◆ Assigned task
According to the statement on barangay officials below, who heads the Task Force PhilHealth?

Top of Selected text

A barangay captain’s six-month suspension must cause quite a stir among his constituents as this may disrupt the culture of impunity that abusive village officials have perpetrated.

To me the Ombudsman’s order means the government will not tolerate the barangay officials who have shamelessly exploited the pandemic during which our poor fellow Filipinos experienced extreme hardship.

It is simply unconscionable for these barangay officials to have defrauded and denied their residents of what little the government could dole during the six-months lockdown. This is particularly true for those who practically died from hunger.

We are strongly hoping that the Ombudsman’s action would lead to convictions and dismissal of those found liable. Better yet, those who deserve jail time must be given exactly that.

Majority of the cases are violations of RA 3019 or the Anti-Graft and Corrupt Practices Act, while some cases are violations of RA 11469 or the Bayanihan to Heal As One Act, Code of Conduct Ethical Public Standards; perjury; estafa; falsification of documents; great coercion, and malversation of public funds.

Indeed, we welcome this development just as we anticipate the report of the Task Force PhilHealth headed by Department of Justice Secretary Menardo Guevarra to be submitted to President Duterte.

Bottom of Selected text
Top of Extracted records

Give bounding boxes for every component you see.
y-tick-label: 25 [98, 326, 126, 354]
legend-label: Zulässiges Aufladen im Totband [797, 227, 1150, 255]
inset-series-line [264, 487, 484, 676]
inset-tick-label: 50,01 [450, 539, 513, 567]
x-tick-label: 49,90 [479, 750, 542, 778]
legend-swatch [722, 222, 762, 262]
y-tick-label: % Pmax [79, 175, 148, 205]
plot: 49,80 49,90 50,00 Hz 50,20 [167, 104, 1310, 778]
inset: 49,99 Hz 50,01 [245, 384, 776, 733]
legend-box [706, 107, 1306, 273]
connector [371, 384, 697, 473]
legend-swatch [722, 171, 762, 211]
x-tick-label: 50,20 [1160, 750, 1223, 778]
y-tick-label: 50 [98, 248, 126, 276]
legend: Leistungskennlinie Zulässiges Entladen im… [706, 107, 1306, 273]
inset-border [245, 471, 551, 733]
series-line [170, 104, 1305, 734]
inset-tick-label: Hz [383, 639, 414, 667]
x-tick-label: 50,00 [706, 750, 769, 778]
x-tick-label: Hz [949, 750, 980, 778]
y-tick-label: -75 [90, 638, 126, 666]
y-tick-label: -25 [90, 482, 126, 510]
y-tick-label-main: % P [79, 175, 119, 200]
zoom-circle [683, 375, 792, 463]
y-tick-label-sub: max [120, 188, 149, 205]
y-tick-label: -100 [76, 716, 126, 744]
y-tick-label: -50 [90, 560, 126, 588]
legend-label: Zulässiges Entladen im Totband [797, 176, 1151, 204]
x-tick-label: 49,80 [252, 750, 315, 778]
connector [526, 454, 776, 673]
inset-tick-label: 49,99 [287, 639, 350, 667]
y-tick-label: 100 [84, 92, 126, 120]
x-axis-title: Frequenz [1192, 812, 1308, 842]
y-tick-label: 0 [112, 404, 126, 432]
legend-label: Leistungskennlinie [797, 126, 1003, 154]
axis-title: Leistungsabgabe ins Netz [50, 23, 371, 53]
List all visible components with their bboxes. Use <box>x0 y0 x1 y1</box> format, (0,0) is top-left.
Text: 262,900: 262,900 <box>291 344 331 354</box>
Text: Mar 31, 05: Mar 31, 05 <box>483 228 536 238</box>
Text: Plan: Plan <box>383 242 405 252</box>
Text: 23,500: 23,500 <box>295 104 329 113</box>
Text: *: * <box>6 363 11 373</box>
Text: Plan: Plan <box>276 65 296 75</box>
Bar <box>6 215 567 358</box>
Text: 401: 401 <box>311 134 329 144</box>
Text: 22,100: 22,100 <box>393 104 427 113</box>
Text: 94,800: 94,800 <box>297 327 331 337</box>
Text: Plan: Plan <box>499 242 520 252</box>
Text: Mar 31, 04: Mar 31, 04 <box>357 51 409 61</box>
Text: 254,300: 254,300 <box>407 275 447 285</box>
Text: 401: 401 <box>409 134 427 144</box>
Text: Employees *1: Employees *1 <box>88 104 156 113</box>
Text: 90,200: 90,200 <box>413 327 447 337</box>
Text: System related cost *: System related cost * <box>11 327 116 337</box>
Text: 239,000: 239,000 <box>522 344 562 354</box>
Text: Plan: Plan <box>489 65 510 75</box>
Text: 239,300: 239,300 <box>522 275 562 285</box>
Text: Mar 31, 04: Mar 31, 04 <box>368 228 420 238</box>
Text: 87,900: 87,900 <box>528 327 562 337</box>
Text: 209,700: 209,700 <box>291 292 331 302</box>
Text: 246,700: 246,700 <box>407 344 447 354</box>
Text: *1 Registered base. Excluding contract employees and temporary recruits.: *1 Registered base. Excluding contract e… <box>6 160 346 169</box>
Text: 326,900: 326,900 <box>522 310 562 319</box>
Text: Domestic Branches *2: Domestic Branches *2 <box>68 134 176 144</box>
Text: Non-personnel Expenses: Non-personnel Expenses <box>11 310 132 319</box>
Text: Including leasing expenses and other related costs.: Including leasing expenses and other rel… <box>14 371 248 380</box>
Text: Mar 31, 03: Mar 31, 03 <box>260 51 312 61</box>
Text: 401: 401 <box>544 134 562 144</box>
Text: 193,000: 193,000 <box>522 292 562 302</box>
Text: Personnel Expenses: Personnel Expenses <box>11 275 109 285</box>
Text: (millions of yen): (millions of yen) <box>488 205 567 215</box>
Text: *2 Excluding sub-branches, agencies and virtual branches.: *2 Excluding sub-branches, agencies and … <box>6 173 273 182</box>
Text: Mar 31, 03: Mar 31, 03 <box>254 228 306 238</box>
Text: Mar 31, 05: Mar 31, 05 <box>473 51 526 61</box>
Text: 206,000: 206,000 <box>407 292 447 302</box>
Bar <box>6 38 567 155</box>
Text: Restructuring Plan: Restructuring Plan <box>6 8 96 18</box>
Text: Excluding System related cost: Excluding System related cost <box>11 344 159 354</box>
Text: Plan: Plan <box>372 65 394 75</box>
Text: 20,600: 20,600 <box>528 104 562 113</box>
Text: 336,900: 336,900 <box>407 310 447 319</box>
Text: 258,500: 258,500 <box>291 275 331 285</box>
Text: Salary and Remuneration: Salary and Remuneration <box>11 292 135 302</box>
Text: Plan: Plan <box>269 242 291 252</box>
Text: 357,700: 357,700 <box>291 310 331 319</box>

Bottom of Extracted records

◆ Expected output
Department of Justice Secretary Menardo Guevarra